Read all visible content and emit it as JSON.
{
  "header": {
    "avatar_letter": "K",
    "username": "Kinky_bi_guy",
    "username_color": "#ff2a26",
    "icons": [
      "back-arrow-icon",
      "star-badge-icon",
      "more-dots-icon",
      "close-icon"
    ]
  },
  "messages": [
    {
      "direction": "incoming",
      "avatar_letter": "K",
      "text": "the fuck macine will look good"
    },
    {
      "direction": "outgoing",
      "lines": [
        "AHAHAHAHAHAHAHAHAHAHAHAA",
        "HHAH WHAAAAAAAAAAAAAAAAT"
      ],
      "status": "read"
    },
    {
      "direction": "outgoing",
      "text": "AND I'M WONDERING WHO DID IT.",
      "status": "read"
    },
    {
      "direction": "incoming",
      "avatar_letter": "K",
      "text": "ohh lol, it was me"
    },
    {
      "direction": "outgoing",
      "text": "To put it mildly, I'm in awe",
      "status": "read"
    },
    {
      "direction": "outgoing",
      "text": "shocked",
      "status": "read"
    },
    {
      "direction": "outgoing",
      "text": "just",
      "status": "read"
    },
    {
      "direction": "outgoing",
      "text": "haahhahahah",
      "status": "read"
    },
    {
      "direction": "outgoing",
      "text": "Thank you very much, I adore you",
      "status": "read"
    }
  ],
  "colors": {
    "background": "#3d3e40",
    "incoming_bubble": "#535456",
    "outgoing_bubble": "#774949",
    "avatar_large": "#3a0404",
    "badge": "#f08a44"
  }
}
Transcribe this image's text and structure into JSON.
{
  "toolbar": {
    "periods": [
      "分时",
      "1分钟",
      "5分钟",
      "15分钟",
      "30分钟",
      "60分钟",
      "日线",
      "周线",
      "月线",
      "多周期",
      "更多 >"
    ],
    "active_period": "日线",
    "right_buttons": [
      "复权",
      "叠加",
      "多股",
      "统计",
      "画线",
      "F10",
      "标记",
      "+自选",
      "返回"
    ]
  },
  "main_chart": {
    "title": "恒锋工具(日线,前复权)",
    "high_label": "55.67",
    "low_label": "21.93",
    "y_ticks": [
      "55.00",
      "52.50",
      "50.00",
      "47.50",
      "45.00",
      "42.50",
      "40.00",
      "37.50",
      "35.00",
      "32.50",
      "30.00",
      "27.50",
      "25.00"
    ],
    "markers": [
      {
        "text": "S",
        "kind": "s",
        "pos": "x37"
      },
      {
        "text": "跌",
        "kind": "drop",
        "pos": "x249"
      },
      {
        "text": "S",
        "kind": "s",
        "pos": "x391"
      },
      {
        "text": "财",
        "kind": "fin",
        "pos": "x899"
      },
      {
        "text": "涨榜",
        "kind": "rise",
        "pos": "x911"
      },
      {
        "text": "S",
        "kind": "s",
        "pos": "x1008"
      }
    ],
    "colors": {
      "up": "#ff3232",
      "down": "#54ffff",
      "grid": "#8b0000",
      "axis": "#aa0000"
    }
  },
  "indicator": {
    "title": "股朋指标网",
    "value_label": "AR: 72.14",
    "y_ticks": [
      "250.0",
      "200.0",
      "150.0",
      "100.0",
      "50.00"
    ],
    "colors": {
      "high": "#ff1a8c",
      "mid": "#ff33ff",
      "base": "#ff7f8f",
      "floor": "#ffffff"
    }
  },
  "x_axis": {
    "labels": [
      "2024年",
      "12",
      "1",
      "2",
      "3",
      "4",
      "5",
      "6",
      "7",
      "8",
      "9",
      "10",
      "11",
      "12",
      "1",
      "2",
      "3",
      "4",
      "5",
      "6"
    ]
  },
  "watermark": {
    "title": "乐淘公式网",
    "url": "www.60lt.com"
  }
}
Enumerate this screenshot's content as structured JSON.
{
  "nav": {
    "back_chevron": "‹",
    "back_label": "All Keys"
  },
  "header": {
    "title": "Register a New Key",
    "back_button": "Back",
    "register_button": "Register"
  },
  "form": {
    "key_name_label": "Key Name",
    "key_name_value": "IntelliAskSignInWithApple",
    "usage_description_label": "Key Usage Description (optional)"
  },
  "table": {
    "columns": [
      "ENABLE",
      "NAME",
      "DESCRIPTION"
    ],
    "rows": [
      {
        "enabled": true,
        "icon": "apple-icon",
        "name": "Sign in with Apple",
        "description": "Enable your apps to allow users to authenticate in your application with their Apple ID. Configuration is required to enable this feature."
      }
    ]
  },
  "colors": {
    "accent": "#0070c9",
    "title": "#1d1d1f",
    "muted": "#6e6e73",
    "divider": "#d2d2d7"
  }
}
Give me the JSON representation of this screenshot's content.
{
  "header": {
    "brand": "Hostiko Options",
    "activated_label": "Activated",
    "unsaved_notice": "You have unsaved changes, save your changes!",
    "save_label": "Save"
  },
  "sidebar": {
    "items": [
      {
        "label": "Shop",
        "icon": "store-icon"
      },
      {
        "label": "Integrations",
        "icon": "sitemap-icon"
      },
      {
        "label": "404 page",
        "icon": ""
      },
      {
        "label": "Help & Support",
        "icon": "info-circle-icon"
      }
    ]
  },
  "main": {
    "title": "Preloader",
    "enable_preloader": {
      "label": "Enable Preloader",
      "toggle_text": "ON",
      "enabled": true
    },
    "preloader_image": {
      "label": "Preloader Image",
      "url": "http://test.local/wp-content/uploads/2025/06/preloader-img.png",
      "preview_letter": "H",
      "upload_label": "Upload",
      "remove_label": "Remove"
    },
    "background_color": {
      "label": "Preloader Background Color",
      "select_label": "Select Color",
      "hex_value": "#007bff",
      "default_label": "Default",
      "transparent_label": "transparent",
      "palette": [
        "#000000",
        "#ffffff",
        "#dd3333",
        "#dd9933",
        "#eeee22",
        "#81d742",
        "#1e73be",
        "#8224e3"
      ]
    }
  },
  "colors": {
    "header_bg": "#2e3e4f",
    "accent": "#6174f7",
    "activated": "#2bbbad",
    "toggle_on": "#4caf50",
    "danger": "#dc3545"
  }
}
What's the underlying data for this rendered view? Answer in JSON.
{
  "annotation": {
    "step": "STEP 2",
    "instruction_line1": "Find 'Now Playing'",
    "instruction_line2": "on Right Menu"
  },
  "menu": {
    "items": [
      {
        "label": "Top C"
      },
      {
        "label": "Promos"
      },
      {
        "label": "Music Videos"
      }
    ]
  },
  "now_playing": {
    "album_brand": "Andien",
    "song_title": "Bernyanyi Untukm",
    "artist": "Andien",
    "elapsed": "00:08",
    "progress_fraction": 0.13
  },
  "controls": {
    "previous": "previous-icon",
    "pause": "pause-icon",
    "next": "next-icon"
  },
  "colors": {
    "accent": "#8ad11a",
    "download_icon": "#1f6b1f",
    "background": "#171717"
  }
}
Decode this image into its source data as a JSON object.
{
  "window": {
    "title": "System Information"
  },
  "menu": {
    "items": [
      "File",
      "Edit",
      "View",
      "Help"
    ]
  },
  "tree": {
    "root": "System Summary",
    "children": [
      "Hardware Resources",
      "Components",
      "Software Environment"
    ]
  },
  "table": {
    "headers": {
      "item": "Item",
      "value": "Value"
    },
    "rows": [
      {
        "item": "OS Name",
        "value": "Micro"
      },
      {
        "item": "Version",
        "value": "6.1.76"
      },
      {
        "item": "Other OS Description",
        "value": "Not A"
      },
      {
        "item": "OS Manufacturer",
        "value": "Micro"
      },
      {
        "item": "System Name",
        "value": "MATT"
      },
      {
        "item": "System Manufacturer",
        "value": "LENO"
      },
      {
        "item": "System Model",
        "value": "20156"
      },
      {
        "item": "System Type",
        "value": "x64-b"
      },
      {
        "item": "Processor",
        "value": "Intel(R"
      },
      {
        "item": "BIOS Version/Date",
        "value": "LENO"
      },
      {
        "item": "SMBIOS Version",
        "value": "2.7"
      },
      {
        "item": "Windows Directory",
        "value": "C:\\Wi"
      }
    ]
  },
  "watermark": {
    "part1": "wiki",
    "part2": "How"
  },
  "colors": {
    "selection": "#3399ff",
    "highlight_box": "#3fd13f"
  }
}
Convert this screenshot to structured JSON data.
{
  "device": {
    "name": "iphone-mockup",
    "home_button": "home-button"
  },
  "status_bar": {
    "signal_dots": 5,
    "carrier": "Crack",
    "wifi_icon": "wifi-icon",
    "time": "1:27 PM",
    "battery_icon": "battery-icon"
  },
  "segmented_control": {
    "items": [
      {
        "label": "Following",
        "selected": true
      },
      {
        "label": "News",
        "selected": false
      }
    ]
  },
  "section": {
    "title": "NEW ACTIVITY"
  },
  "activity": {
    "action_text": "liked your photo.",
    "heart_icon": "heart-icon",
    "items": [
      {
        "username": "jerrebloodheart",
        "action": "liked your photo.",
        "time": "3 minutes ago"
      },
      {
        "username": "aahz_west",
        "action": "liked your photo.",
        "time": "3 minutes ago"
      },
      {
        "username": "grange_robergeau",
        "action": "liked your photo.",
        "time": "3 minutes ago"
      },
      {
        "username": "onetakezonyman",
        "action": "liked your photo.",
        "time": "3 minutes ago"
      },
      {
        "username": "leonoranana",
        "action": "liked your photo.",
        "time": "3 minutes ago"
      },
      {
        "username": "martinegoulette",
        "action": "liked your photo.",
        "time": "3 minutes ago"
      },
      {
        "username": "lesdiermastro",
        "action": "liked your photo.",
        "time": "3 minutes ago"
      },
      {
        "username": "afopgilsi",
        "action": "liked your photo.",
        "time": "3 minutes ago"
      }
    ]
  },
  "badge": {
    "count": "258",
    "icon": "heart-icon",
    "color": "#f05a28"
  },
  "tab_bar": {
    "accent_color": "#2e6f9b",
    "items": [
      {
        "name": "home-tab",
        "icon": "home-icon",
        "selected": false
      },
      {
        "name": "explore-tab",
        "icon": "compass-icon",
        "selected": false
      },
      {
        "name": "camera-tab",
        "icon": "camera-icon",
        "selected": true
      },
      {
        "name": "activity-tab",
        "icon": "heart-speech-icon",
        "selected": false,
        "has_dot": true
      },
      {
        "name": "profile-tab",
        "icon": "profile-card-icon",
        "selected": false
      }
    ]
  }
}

####################

Look through the data above. Find each line with the string "Version" and copy it.

        "item": "Version",
        "item": "BIOS Version/Date",
        "item": "SMBIOS Version",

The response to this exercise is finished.